Copy every record below exactly.

--- Collected data entries ---
..............................
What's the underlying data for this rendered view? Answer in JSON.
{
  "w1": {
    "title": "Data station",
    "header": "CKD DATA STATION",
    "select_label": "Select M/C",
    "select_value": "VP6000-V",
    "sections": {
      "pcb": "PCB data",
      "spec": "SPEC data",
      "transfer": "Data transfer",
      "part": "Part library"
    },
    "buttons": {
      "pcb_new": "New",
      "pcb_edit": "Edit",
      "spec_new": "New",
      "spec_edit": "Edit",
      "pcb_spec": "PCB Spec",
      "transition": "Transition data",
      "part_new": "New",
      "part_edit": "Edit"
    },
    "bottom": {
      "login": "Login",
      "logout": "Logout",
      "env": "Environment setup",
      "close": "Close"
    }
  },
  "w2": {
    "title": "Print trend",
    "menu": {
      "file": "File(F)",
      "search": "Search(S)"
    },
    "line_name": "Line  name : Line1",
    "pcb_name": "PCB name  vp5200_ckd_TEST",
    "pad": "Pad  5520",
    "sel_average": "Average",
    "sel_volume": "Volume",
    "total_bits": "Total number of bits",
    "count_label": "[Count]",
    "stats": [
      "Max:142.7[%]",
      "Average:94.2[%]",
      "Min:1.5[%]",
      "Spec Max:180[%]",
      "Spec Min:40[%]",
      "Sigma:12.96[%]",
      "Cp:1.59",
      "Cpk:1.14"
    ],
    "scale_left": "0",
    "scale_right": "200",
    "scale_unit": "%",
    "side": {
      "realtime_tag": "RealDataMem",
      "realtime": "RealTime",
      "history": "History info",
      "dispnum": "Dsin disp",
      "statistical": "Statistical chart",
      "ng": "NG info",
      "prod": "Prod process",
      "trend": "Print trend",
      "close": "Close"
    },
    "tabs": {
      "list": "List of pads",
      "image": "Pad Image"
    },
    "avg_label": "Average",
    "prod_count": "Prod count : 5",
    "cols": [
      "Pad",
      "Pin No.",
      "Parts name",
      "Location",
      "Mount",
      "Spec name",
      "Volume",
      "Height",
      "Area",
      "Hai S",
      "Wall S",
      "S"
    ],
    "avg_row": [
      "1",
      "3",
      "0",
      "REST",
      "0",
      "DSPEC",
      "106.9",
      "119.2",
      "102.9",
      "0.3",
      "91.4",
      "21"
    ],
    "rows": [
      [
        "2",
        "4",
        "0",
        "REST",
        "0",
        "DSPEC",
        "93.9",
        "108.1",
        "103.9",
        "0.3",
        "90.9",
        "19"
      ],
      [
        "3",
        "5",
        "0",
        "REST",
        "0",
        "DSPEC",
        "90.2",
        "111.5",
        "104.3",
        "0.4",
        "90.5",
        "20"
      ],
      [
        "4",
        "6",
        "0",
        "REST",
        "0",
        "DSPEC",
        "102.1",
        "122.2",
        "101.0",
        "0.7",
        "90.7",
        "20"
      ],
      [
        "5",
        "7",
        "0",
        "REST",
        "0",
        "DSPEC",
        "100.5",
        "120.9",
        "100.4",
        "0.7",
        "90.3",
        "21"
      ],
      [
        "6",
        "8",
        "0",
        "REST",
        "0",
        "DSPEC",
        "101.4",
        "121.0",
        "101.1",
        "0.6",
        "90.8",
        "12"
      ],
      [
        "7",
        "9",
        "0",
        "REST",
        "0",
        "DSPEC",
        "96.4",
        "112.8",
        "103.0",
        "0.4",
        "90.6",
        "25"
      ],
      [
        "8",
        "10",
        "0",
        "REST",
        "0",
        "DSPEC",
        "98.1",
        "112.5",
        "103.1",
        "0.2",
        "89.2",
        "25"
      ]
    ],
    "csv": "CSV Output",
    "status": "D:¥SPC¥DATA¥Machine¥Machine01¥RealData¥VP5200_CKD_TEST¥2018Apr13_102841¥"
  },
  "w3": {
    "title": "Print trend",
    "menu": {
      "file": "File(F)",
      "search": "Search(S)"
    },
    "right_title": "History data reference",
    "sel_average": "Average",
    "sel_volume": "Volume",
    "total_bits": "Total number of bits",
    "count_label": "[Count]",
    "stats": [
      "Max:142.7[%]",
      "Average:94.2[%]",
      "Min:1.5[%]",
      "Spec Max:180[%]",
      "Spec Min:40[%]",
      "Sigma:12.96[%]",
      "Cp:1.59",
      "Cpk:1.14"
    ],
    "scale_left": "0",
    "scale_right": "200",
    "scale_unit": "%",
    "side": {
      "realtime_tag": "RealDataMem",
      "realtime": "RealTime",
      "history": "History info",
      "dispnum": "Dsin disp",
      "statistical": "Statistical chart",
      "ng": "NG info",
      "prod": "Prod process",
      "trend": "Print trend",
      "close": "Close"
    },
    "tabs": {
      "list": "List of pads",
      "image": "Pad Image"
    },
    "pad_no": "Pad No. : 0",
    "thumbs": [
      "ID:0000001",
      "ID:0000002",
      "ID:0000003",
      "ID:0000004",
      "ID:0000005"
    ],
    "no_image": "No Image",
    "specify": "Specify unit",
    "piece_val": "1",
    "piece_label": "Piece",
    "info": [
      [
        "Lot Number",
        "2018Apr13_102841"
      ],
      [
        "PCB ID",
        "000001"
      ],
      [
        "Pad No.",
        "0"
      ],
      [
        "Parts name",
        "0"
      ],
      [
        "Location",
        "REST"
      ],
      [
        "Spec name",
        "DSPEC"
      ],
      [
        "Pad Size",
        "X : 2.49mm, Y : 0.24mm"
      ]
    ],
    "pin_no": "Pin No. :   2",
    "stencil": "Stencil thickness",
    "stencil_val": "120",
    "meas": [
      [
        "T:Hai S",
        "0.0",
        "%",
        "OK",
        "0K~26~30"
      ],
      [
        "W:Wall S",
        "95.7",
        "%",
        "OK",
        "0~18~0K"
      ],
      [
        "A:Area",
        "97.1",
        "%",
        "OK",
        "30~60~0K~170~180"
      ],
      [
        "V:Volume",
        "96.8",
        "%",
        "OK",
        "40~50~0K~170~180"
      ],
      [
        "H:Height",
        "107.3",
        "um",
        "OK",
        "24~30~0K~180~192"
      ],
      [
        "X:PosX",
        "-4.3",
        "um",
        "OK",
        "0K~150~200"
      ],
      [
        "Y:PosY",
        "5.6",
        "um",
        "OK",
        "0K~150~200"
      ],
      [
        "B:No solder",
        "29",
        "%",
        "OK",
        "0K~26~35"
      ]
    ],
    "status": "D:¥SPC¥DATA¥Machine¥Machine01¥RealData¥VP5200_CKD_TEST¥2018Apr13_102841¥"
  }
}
..............................
--- Result below ---
What's the underlying data for this rendered view? Answer in JSON.
{
  "w1": {
    "title": "Data station",
    "header": "CKD DATA STATION",
    "select_label": "Select M/C",
    "select_value": "VP6000-V",
    "sections": {
      "pcb": "PCB data",
      "spec": "SPEC data",
      "transfer": "Data transfer",
      "part": "Part library"
    },
    "buttons": {
      "pcb_new": "New",
      "pcb_edit": "Edit",
      "spec_new": "New",
      "spec_edit": "Edit",
      "pcb_spec": "PCB Spec",
      "transition": "Transition data",
      "part_new": "New",
      "part_edit": "Edit"
    },
    "bottom": {
      "login": "Login",
      "logout": "Logout",
      "env": "Environment setup",
      "close": "Close"
    }
  },
  "w2": {
    "title": "Print trend",
    "menu": {
      "file": "File(F)",
      "search": "Search(S)"
    },
    "line_name": "Line  name : Line1",
    "pcb_name": "PCB name  vp5200_ckd_TEST",
    "pad": "Pad  5520",
    "sel_average": "Average",
    "sel_volume": "Volume",
    "total_bits": "Total number of bits",
    "count_label": "[Count]",
    "stats": [
      "Max:142.7[%]",
      "Average:94.2[%]",
      "Min:1.5[%]",
      "Spec Max:180[%]",
      "Spec Min:40[%]",
      "Sigma:12.96[%]",
      "Cp:1.59",
      "Cpk:1.14"
    ],
    "scale_left": "0",
    "scale_right": "200",
    "scale_unit": "%",
    "side": {
      "realtime_tag": "RealDataMem",
      "realtime": "RealTime",
      "history": "History info",
      "dispnum": "Dsin disp",
      "statistical": "Statistical chart",
      "ng": "NG info",
      "prod": "Prod process",
      "trend": "Print trend",
      "close": "Close"
    },
    "tabs": {
      "list": "List of pads",
      "image": "Pad Image"
    },
    "avg_label": "Average",
    "prod_count": "Prod count : 5",
    "cols": [
      "Pad",
      "Pin No.",
      "Parts name",
      "Location",
      "Mount",
      "Spec name",
      "Volume",
      "Height",
      "Area",
      "Hai S",
      "Wall S",
      "S"
    ],
    "avg_row": [
      "1",
      "3",
      "0",
      "REST",
      "0",
      "DSPEC",
      "106.9",
      "119.2",
      "102.9",
      "0.3",
      "91.4",
      "21"
    ],
    "rows": [
      [
        "2",
        "4",
        "0",
        "REST",
        "0",
        "DSPEC",
        "93.9",
        "108.1",
        "103.9",
        "0.3",
        "90.9",
        "19"
      ],
      [
        "3",
        "5",
        "0",
        "REST",
        "0",
        "DSPEC",
        "90.2",
        "111.5",
        "104.3",
        "0.4",
        "90.5",
        "20"
      ],
      [
        "4",
        "6",
        "0",
        "REST",
        "0",
        "DSPEC",
        "102.1",
        "122.2",
        "101.0",
        "0.7",
        "90.7",
        "20"
      ],
      [
        "5",
        "7",
        "0",
        "REST",
        "0",
        "DSPEC",
        "100.5",
        "120.9",
        "100.4",
        "0.7",
        "90.3",
        "21"
      ],
      [
        "6",
        "8",
        "0",
        "REST",
        "0",
        "DSPEC",
        "101.4",
        "121.0",
        "101.1",
        "0.6",
        "90.8",
        "12"
      ],
      [
        "7",
        "9",
        "0",
        "REST",
        "0",
        "DSPEC",
        "96.4",
        "112.8",
        "103.0",
        "0.4",
        "90.6",
        "25"
      ],
      [
        "8",
        "10",
        "0",
        "REST",
        "0",
        "DSPEC",
        "98.1",
        "112.5",
        "103.1",
        "0.2",
        "89.2",
        "25"
      ]
    ],
    "csv": "CSV Output",
    "status": "D:¥SPC¥DATA¥Machine¥Machine01¥RealData¥VP5200_CKD_TEST¥2018Apr13_102841¥"
  },
  "w3": {
    "title": "Print trend",
    "menu": {
      "file": "File(F)",
      "search": "Search(S)"
    },
    "right_title": "History data reference",
    "sel_average": "Average",
    "sel_volume": "Volume",
    "total_bits": "Total number of bits",
    "count_label": "[Count]",
    "stats": [
      "Max:142.7[%]",
      "Average:94.2[%]",
      "Min:1.5[%]",
      "Spec Max:180[%]",
      "Spec Min:40[%]",
      "Sigma:12.96[%]",
      "Cp:1.59",
      "Cpk:1.14"
    ],
    "scale_left": "0",
    "scale_right": "200",
    "scale_unit": "%",
    "side": {
      "realtime_tag": "RealDataMem",
      "realtime": "RealTime",
      "history": "History info",
      "dispnum": "Dsin disp",
      "statistical": "Statistical chart",
      "ng": "NG info",
      "prod": "Prod process",
      "trend": "Print trend",
      "close": "Close"
    },
    "tabs": {
      "list": "List of pads",
      "image": "Pad Image"
    },
    "pad_no": "Pad No. : 0",
    "thumbs": [
      "ID:0000001",
      "ID:0000002",
      "ID:0000003",
      "ID:0000004",
      "ID:0000005"
    ],
    "no_image": "No Image",
    "specify": "Specify unit",
    "piece_val": "1",
    "piece_label": "Piece",
    "info": [
      [
        "Lot Number",
        "2018Apr13_102841"
      ],
      [
        "PCB ID",
        "000001"
      ],
      [
        "Pad No.",
        "0"
      ],
      [
        "Parts name",
        "0"
      ],
      [
        "Location",
        "REST"
      ],
      [
        "Spec name",
        "DSPEC"
      ],
      [
        "Pad Size",
        "X : 2.49mm, Y : 0.24mm"
      ]
    ],
    "pin_no": "Pin No. :   2",
    "stencil": "Stencil thickness",
    "stencil_val": "120",
    "meas": [
      [
        "T:Hai S",
        "0.0",
        "%",
        "OK",
        "0K~26~30"
      ],
      [
        "W:Wall S",
        "95.7",
        "%",
        "OK",
        "0~18~0K"
      ],
      [
        "A:Area",
        "97.1",
        "%",
        "OK",
        "30~60~0K~170~180"
      ],
      [
        "V:Volume",
        "96.8",
        "%",
        "OK",
        "40~50~0K~170~180"
      ],
      [
        "H:Height",
        "107.3",
        "um",
        "OK",
        "24~30~0K~180~192"
      ],
      [
        "X:PosX",
        "-4.3",
        "um",
        "OK",
        "0K~150~200"
      ],
      [
        "Y:PosY",
        "5.6",
        "um",
        "OK",
        "0K~150~200"
      ],
      [
        "B:No solder",
        "29",
        "%",
        "OK",
        "0K~26~35"
      ]
    ],
    "status": "D:¥SPC¥DATA¥Machine¥Machine01¥RealData¥VP5200_CKD_TEST¥2018Apr13_102841¥"
  }
}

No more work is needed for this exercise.